>>>>>
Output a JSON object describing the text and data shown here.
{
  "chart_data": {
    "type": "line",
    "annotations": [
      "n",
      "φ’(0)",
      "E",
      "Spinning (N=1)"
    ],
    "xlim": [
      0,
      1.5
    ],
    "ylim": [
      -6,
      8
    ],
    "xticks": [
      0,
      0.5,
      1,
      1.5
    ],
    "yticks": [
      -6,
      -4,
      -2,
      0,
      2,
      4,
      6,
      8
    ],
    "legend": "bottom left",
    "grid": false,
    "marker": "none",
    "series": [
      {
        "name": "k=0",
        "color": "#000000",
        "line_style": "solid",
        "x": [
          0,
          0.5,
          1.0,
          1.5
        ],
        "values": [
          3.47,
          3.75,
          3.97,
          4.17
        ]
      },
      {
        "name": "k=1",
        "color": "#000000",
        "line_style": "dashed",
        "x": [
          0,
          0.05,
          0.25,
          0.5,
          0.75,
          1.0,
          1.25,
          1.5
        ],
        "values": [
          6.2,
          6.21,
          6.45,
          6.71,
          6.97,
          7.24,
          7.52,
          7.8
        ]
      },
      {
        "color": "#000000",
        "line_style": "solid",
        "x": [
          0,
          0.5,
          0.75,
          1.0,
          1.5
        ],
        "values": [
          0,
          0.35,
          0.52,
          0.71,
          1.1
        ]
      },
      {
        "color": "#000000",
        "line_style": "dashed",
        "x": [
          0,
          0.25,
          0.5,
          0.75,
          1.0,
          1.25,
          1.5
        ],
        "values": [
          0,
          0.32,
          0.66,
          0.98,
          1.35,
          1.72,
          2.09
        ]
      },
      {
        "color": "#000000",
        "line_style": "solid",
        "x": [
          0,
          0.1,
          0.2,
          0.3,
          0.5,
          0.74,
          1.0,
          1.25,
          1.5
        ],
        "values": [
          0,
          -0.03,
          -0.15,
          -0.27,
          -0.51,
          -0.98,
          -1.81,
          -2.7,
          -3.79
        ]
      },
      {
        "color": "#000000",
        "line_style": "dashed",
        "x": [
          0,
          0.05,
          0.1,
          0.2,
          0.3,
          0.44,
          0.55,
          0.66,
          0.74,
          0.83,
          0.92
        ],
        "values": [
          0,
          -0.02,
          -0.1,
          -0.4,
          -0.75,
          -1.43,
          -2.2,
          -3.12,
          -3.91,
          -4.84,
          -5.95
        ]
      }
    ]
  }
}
<<<<<
*TASK GOAL*
Repeat the material word for word, in full.

*CORRECT RESULT*
Output a JSON object describing the text and data shown here.
{
  "chart_data": {
    "type": "line",
    "annotations": [
      "n",
      "φ’(0)",
      "E",
      "Spinning (N=1)"
    ],
    "xlim": [
      0,
      1.5
    ],
    "ylim": [
      -6,
      8
    ],
    "xticks": [
      0,
      0.5,
      1,
      1.5
    ],
    "yticks": [
      -6,
      -4,
      -2,
      0,
      2,
      4,
      6,
      8
    ],
    "legend": "bottom left",
    "grid": false,
    "marker": "none",
    "series": [
      {
        "name": "k=0",
        "color": "#000000",
        "line_style": "solid",
        "x": [
          0,
          0.5,
          1.0,
          1.5
        ],
        "values": [
          3.47,
          3.75,
          3.97,
          4.17
        ]
      },
      {
        "name": "k=1",
        "color": "#000000",
        "line_style": "dashed",
        "x": [
          0,
          0.05,
          0.25,
          0.5,
          0.75,
          1.0,
          1.25,
          1.5
        ],
        "values": [
          6.2,
          6.21,
          6.45,
          6.71,
          6.97,
          7.24,
          7.52,
          7.8
        ]
      },
      {
        "color": "#000000",
        "line_style": "solid",
        "x": [
          0,
          0.5,
          0.75,
          1.0,
          1.5
        ],
        "values": [
          0,
          0.35,
          0.52,
          0.71,
          1.1
        ]
      },
      {
        "color": "#000000",
        "line_style": "dashed",
        "x": [
          0,
          0.25,
          0.5,
          0.75,
          1.0,
          1.25,
          1.5
        ],
        "values": [
          0,
          0.32,
          0.66,
          0.98,
          1.35,
          1.72,
          2.09
        ]
      },
      {
        "color": "#000000",
        "line_style": "solid",
        "x": [
          0,
          0.1,
          0.2,
          0.3,
          0.5,
          0.74,
          1.0,
          1.25,
          1.5
        ],
        "values": [
          0,
          -0.03,
          -0.15,
          -0.27,
          -0.51,
          -0.98,
          -1.81,
          -2.7,
          -3.79
        ]
      },
      {
        "color": "#000000",
        "line_style": "dashed",
        "x": [
          0,
          0.05,
          0.1,
          0.2,
          0.3,
          0.44,
          0.55,
          0.66,
          0.74,
          0.83,
          0.92
        ],
        "values": [
          0,
          -0.02,
          -0.1,
          -0.4,
          -0.75,
          -1.43,
          -2.2,
          -3.12,
          -3.91,
          -4.84,
          -5.95
        ]
      }
    ]
  }
}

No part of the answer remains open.